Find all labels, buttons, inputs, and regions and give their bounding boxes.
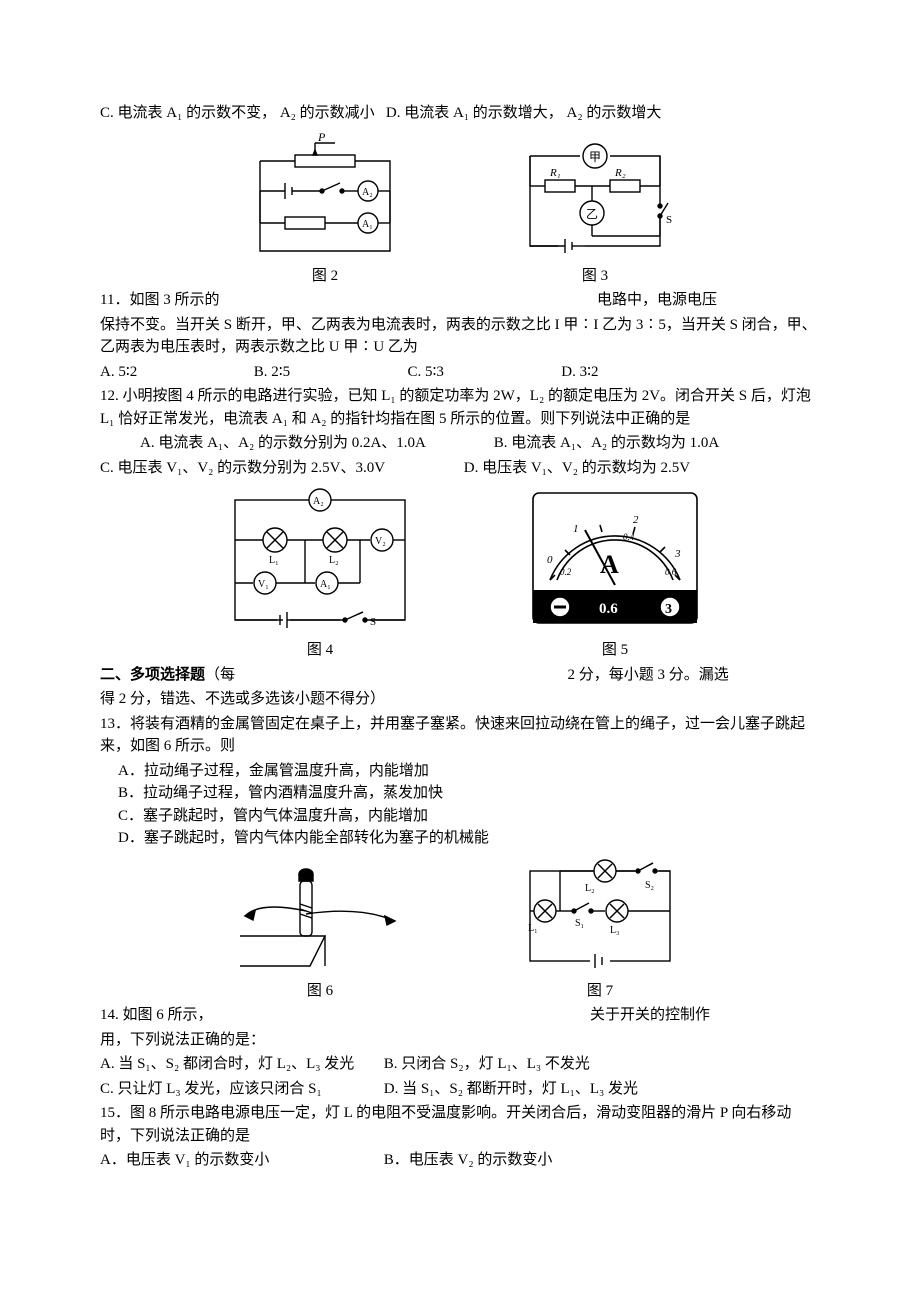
q12-B: B. 电流表 A₁、A₂ 的示数均为 1.0A xyxy=(494,435,719,451)
svg-text:L₁: L₁ xyxy=(269,555,279,566)
svg-text:0.2: 0.2 xyxy=(560,567,572,577)
fig4-caption: 图 4 xyxy=(215,639,425,662)
q14-opts-ab: A. 当 S₁、S₂ 都闭合时，灯 L₂、L₃ 发光 B. 只闭合 S₂，灯 L… xyxy=(100,1053,820,1076)
svg-text:S: S xyxy=(666,214,672,226)
svg-text:0.4: 0.4 xyxy=(623,532,635,542)
fig3-svg: 甲 R₁ R₂ 乙 xyxy=(510,131,680,261)
svg-text:L₁: L₁ xyxy=(528,923,538,934)
q14-line2: 用，下列说法正确的是： xyxy=(100,1029,820,1052)
q13-B: B．拉动绳子过程，管内酒精温度升高，蒸发加快 xyxy=(118,782,820,805)
svg-text:A₁: A₁ xyxy=(362,219,373,230)
q11-stem-b: 电路中，电源电压 xyxy=(597,292,717,308)
svg-text:V₁: V₁ xyxy=(258,579,269,590)
section2-title: 二、多项选择题 xyxy=(100,666,205,683)
svg-text:P: P xyxy=(317,131,326,144)
q14-C: C. 只让灯 L₃ 发光，应该只闭合 S₁ xyxy=(100,1078,380,1101)
q11-C: C. 5∶3 xyxy=(408,361,558,384)
q14-stem-b: 关于开关的控制作 xyxy=(590,1007,710,1023)
fig2-svg: P A₂ A₁ xyxy=(240,131,410,261)
q14-opts-cd: C. 只让灯 L₃ 发光，应该只闭合 S₁ D. 当 S₁、S₂ 都断开时，灯 … xyxy=(100,1078,820,1101)
svg-text:0.6: 0.6 xyxy=(599,601,618,617)
figs-6-7: 图 6 L₂ S₂ xyxy=(100,856,820,1003)
q13-stem: 13．将装有酒精的金属管固定在桌子上，并用塞子塞紧。快速来回拉动绕在管上的绳子，… xyxy=(100,713,820,758)
svg-text:A₂: A₂ xyxy=(313,496,324,507)
svg-text:V₂: V₂ xyxy=(375,536,386,547)
q13-A: A．拉动绳子过程，金属管温度升高，内能增加 xyxy=(118,760,820,783)
fig6-svg xyxy=(230,856,410,976)
q12-opts-ab: A. 电流表 A₁、A₂ 的示数分别为 0.2A、1.0A B. 电流表 A₁、… xyxy=(100,432,820,455)
svg-text:A: A xyxy=(600,550,619,579)
q11-D: D. 3∶2 xyxy=(561,361,711,384)
q12-opts-cd: C. 电压表 V₁、V₂ 的示数分别为 2.5V、3.0V D. 电压表 V₁、… xyxy=(100,457,820,480)
section2-note-b: 2 分，每小题 3 分。漏选 xyxy=(568,667,729,683)
fig2-caption: 图 2 xyxy=(240,265,410,288)
svg-text:3: 3 xyxy=(665,602,672,617)
q11-B: B. 2∶5 xyxy=(254,361,404,384)
q10-options-cd: C. 电流表 A₁ 的示数不变， A₂ 的示数减小 D. 电流表 A₁ 的示数增… xyxy=(100,102,820,125)
q12-D: D. 电压表 V₁、V₂ 的示数均为 2.5V xyxy=(464,460,690,476)
q12-line1: 12. 小明按图 4 所示的电路进行实验，已知 L₁ 的额定功率为 2W，L₂ … xyxy=(100,385,820,430)
figs-2-3: P A₂ A₁ xyxy=(100,131,820,288)
fig6-box: 图 6 xyxy=(230,856,410,1003)
fig7-svg: L₂ S₂ L₁ xyxy=(510,856,690,976)
q15-B: B．电压表 V₂ 的示数变小 xyxy=(384,1152,553,1168)
fig3-box: 甲 R₁ R₂ 乙 xyxy=(510,131,680,288)
section2-note-a: （每 xyxy=(205,667,235,683)
svg-text:0: 0 xyxy=(547,554,553,566)
svg-text:A₁: A₁ xyxy=(320,579,331,590)
q15-opts-ab: A．电压表 V₁ 的示数变小 B．电压表 V₂ 的示数变小 xyxy=(100,1149,820,1172)
figs-4-5: A₂ L₁ L₂ V₂ V₁ xyxy=(100,485,820,662)
svg-text:S₁: S₁ xyxy=(575,918,584,929)
q13-D: D．塞子跳起时，管内气体内能全部转化为塞子的机械能 xyxy=(118,827,820,850)
q11-line2: 保持不变。当开关 S 断开，甲、乙两表为电流表时，两表的示数之比 I 甲∶I 乙… xyxy=(100,314,820,359)
q13-C: C．塞子跳起时，管内气体温度升高，内能增加 xyxy=(118,805,820,828)
fig6-caption: 图 6 xyxy=(230,980,410,1003)
section2-header: 二、多项选择题（每 2 分，每小题 3 分。漏选 xyxy=(100,664,820,687)
svg-text:2: 2 xyxy=(633,514,639,526)
svg-text:S₂: S₂ xyxy=(645,880,654,891)
q12-A: A. 电流表 A₁、A₂ 的示数分别为 0.2A、1.0A xyxy=(140,432,490,455)
svg-text:R₁: R₁ xyxy=(549,167,561,179)
q14-stem: 14. 如图 6 所示， 关于开关的控制作 xyxy=(100,1004,820,1027)
q10-D: D. 电流表 A₁ 的示数增大， A₂ 的示数增大 xyxy=(386,105,661,121)
fig7-box: L₂ S₂ L₁ xyxy=(510,856,690,1003)
svg-text:0.6: 0.6 xyxy=(665,567,677,577)
svg-text:L₂: L₂ xyxy=(329,555,339,566)
section2-note2: 得 2 分，错选、不选或多选该小题不得分） xyxy=(100,688,820,711)
fig3-caption: 图 3 xyxy=(510,265,680,288)
q11-A: A. 5∶2 xyxy=(100,361,250,384)
fig5-box: 0 1 2 3 0.2 0.4 0.6 A 0.6 3 图 5 xyxy=(525,485,705,662)
fig7-caption: 图 7 xyxy=(510,980,690,1003)
fig5-caption: 图 5 xyxy=(525,639,705,662)
q14-D: D. 当 S₁、S₂ 都断开时，灯 L₁、L₃ 发光 xyxy=(384,1081,638,1097)
q11-stem: 11．如图 3 所示的 电路中，电源电压 xyxy=(100,289,820,312)
svg-text:A₂: A₂ xyxy=(362,187,373,198)
svg-text:R₂: R₂ xyxy=(614,167,626,179)
fig4-svg: A₂ L₁ L₂ V₂ V₁ xyxy=(215,485,425,635)
fig5-svg: 0 1 2 3 0.2 0.4 0.6 A 0.6 3 xyxy=(525,485,705,635)
svg-text:1: 1 xyxy=(573,523,579,535)
fig4-box: A₂ L₁ L₂ V₂ V₁ xyxy=(215,485,425,662)
q15-stem: 15．图 8 所示电路电源电压一定，灯 L 的电阻不受温度影响。开关闭合后，滑动… xyxy=(100,1102,820,1147)
q15-A: A．电压表 V₁ 的示数变小 xyxy=(100,1149,380,1172)
svg-text:L₃: L₃ xyxy=(610,925,620,936)
fig2-box: P A₂ A₁ xyxy=(240,131,410,288)
svg-text:3: 3 xyxy=(674,548,681,560)
q11-stem-a: 11．如图 3 所示的 xyxy=(100,292,219,308)
q12-C: C. 电压表 V₁、V₂ 的示数分别为 2.5V、3.0V xyxy=(100,457,460,480)
svg-text:甲: 甲 xyxy=(589,150,601,164)
svg-text:乙: 乙 xyxy=(586,207,598,221)
q10-C: C. 电流表 A₁ 的示数不变， A₂ 的示数减小 xyxy=(100,105,375,121)
q14-stem-a: 14. 如图 6 所示， xyxy=(100,1007,213,1023)
svg-text:S: S xyxy=(370,616,376,628)
q11-opts: A. 5∶2 B. 2∶5 C. 5∶3 D. 3∶2 xyxy=(100,361,820,384)
q14-B: B. 只闭合 S₂，灯 L₁、L₃ 不发光 xyxy=(384,1056,590,1072)
q14-A: A. 当 S₁、S₂ 都闭合时，灯 L₂、L₃ 发光 xyxy=(100,1053,380,1076)
svg-text:L₂: L₂ xyxy=(585,883,595,894)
----------
■ STATED GOAL:
Edit the listing lines between the line holding "q12-B: B. 电流表" and the line holding "q12-line1: 12. 小明按图", inclusive, so that "svg-text" becomes "svg-label" and nothing else changes.

■ WRITTEN ANSWER:
q12-B: B. 电流表 A₁、A₂ 的示数均为 1.0A xyxy=(494,435,719,451)
svg-label:L₁: L₁ xyxy=(269,555,279,566)
svg-label:0.2: 0.2 xyxy=(560,567,572,577)
fig4-caption: 图 4 xyxy=(215,639,425,662)
q14-opts-ab: A. 当 S₁、S₂ 都闭合时，灯 L₂、L₃ 发光 B. 只闭合 S₂，灯 L… xyxy=(100,1053,820,1076)
svg-label:S: S xyxy=(666,214,672,226)
svg-label:0.4: 0.4 xyxy=(623,532,635,542)
fig3-svg: 甲 R₁ R₂ 乙 xyxy=(510,131,680,261)
svg-label:L₁: L₁ xyxy=(528,923,538,934)
q14-line2: 用，下列说法正确的是： xyxy=(100,1029,820,1052)
q13-B: B．拉动绳子过程，管内酒精温度升高，蒸发加快 xyxy=(118,782,820,805)
svg-label:A₁: A₁ xyxy=(362,219,373,230)
q11-stem-b: 电路中，电源电压 xyxy=(597,292,717,308)
svg-label:V₁: V₁ xyxy=(258,579,269,590)
section2-title: 二、多项选择题 xyxy=(100,666,205,683)
svg-label:P: P xyxy=(317,131,326,144)
q14-C: C. 只让灯 L₃ 发光，应该只闭合 S₁ xyxy=(100,1078,380,1101)
q11-C: C. 5∶3 xyxy=(408,361,558,384)
q14-stem-b: 关于开关的控制作 xyxy=(590,1007,710,1023)
fig2-svg: P A₂ A₁ xyxy=(240,131,410,261)
q14-opts-cd: C. 只让灯 L₃ 发光，应该只闭合 S₁ D. 当 S₁、S₂ 都断开时，灯 … xyxy=(100,1078,820,1101)
svg-label:0.6: 0.6 xyxy=(599,601,618,617)
figs-6-7: 图 6 L₂ S₂ xyxy=(100,856,820,1003)
q13-stem: 13．将装有酒精的金属管固定在桌子上，并用塞子塞紧。快速来回拉动绕在管上的绳子，… xyxy=(100,713,820,758)
svg-label:A₂: A₂ xyxy=(313,496,324,507)
svg-label:V₂: V₂ xyxy=(375,536,386,547)
q13-A: A．拉动绳子过程，金属管温度升高，内能增加 xyxy=(118,760,820,783)
fig6-svg xyxy=(230,856,410,976)
q12-opts-ab: A. 电流表 A₁、A₂ 的示数分别为 0.2A、1.0A B. 电流表 A₁、… xyxy=(100,432,820,455)
svg-label:A: A xyxy=(600,550,619,579)
q11-D: D. 3∶2 xyxy=(561,361,711,384)
q12-opts-cd: C. 电压表 V₁、V₂ 的示数分别为 2.5V、3.0V D. 电压表 V₁、… xyxy=(100,457,820,480)
section2-note-b: 2 分，每小题 3 分。漏选 xyxy=(568,667,729,683)
fig2-caption: 图 2 xyxy=(240,265,410,288)
svg-label:3: 3 xyxy=(665,602,672,617)
q11-B: B. 2∶5 xyxy=(254,361,404,384)
q10-options-cd: C. 电流表 A₁ 的示数不变， A₂ 的示数减小 D. 电流表 A₁ 的示数增… xyxy=(100,102,820,125)
q12-D: D. 电压表 V₁、V₂ 的示数均为 2.5V xyxy=(464,460,690,476)
q12-line1: 12. 小明按图 4 所示的电路进行实验，已知 L₁ 的额定功率为 2W，L₂ … xyxy=(100,385,820,430)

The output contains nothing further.